◆ Description of the task:
Copy every entry word for word. Skip the pictures.

== Records shown ==

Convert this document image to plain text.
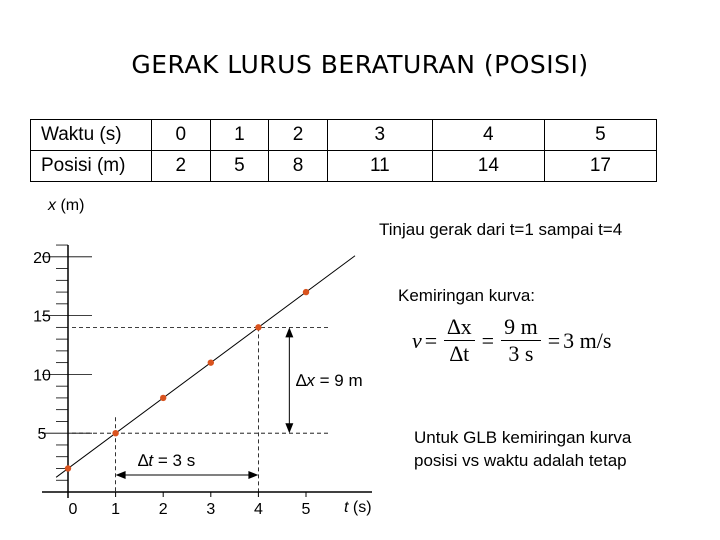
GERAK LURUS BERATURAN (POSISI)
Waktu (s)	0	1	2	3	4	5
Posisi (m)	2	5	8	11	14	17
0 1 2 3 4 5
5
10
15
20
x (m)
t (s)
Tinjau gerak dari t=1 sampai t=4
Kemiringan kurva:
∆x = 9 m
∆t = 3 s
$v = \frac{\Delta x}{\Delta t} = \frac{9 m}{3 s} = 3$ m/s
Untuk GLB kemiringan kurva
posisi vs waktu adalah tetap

===

◆ Answer in full:
Convert this document image to plain text.
GERAK LURUS BERATURAN (POSISI)
Waktu (s)	0	1	2	3	4	5
Posisi (m)	2	5	8	11	14	17
0 1 2 3 4 5
5
10
15
20
x (m)
t (s)
Tinjau gerak dari t=1 sampai t=4
Kemiringan kurva:
∆x = 9 m
∆t = 3 s
$v = \frac{\Delta x}{\Delta t} = \frac{9 m}{3 s} = 3$ m/s
Untuk GLB kemiringan kurva
posisi vs waktu adalah tetap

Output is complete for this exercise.